■ Requests ■
[1] In the excerpt on learner collocations, what does the study take as a "proxy for native speaker intuition"?
[2] Summarize the excerpt on learner collocations in two sentences.
[3] Write out everything in the excerpt on learner collocations from "The objective of" down to "(Bestgen, 2017, p.".

■ Source document ■
— Begin —
The objective of this study is thus to bridge these gaps by (1) assessing
the collocational development not in a particular morphosyntactic setting
but in all the two-word sequences used by learners, and (2) examining
whether learners develop their collocation competence as their proficiency
level grows in terms of the exclusivity, directionality and dispersion of
collocability. To address these important issues, we follow the
distribution-based approach to collocation and take a large representative
native corpus as a “proxy for native speaker intuition” (Bestgen, 2017, p.
— End —
■ Given data ■
— Begin —
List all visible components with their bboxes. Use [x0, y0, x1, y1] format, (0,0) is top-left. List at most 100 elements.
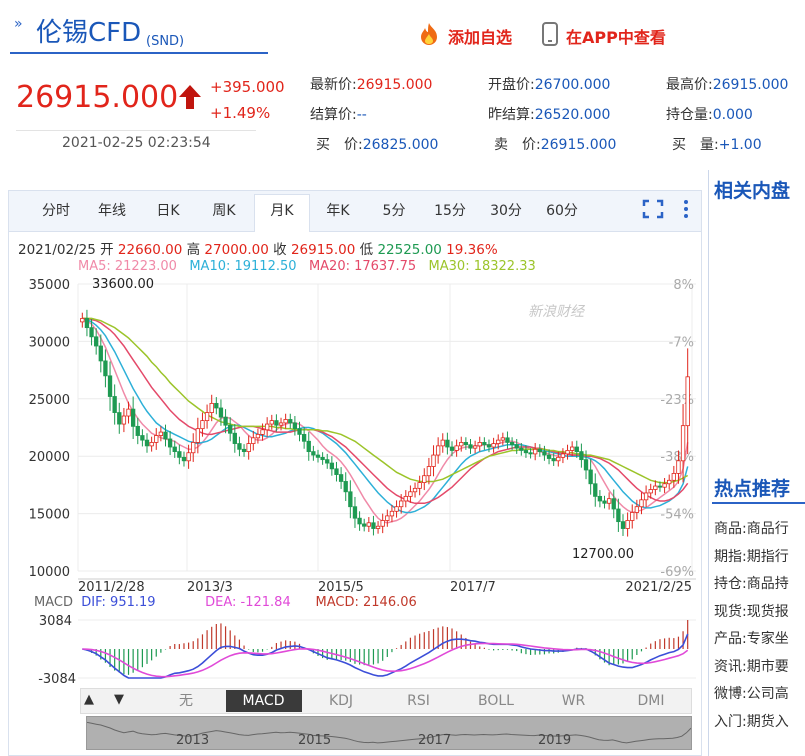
— End —
■ The replies ■
[1] A large representative native corpus.

[2] The study aims to assess learners' collocational development across all the two-word sequences they use rather than in one morphosyntactic setting. It also examines whether their collocation competence grows with proficiency in terms of exclusivity, directionality and dispersion of collocability, following a distribution-based approach with a large representative native corpus as a proxy for native speaker intuition.

[3]
The objective of this study is thus to bridge these gaps by (1) assessing
the collocational development not in a particular morphosyntactic setting
but in all the two-word sequences used by learners, and (2) examining
whether learners develop their collocation competence as their proficiency
level grows in terms of the exclusivity, directionality and dispersion of
collocability. To address these important issues, we follow the
distribution-based approach to collocation and take a large representative
native corpus as a “proxy for native speaker intuition” (Bestgen, 2017, p.